## DIRECTIVE
Show all lines holding the string "Directory".

## PROVIDED RECORDS
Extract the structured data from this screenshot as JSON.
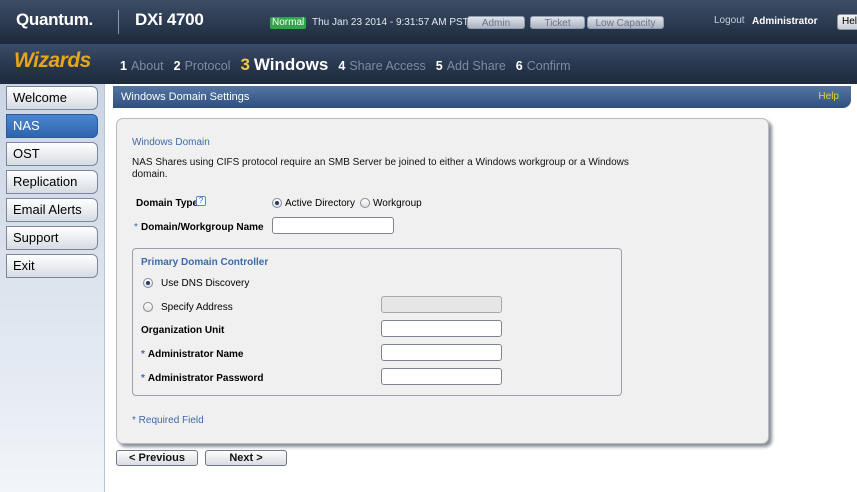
{
  "header": {
    "logo": "Quantum.",
    "model": "DXi 4700",
    "status": "Normal",
    "datetime": "Thu Jan 23 2014 - 9:31:57 AM PST",
    "pills": {
      "admin": "Admin",
      "ticket": "Ticket",
      "low_capacity": "Low Capacity"
    },
    "logout": "Logout",
    "user": "Administrator",
    "help": "Help"
  },
  "wizard": {
    "title": "Wizards",
    "steps": [
      {
        "n": "1",
        "label": "About"
      },
      {
        "n": "2",
        "label": "Protocol"
      },
      {
        "n": "3",
        "label": "Windows"
      },
      {
        "n": "4",
        "label": "Share Access"
      },
      {
        "n": "5",
        "label": "Add Share"
      },
      {
        "n": "6",
        "label": "Confirm"
      }
    ],
    "current_step": 3
  },
  "sidebar": {
    "items": [
      {
        "label": "Welcome"
      },
      {
        "label": "NAS"
      },
      {
        "label": "OST"
      },
      {
        "label": "Replication"
      },
      {
        "label": "Email Alerts"
      },
      {
        "label": "Support"
      },
      {
        "label": "Exit"
      }
    ],
    "active": "NAS"
  },
  "section": {
    "title": "Windows Domain Settings",
    "help": "Help"
  },
  "form": {
    "domain_heading": "Windows Domain",
    "intro": "NAS Shares using CIFS protocol require an SMB Server be joined to either a Windows workgroup or a Windows domain.",
    "domain_type_label": "Domain Type",
    "help_glyph": "?",
    "domain_type_options": [
      "Active Directory",
      "Workgroup"
    ],
    "domain_type_selected": "Active Directory",
    "required_mark": "*",
    "domain_name_label": "Domain/Workgroup Name",
    "domain_name_value": "",
    "pdc": {
      "title": "Primary Domain Controller",
      "use_dns": "Use DNS Discovery",
      "specify_address": "Specify Address",
      "selected": "Use DNS Discovery",
      "address_value": "",
      "org_unit_label": "Organization Unit",
      "org_unit_value": "",
      "admin_name_label": "Administrator Name",
      "admin_name_value": "",
      "admin_password_label": "Administrator Password",
      "admin_password_value": ""
    },
    "required_note": "* Required Field"
  },
  "buttons": {
    "previous": "< Previous",
    "next": "Next >"
  },
  "colors": {
    "accent": "#3d6aa8",
    "wizard_title": "#e6a51b",
    "status_ok": "#2ca844",
    "nav_active": "#2e64ac"
  }
}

## REPLY TO THE TASK
      "Active Directory",
    "domain_type_selected": "Active Directory",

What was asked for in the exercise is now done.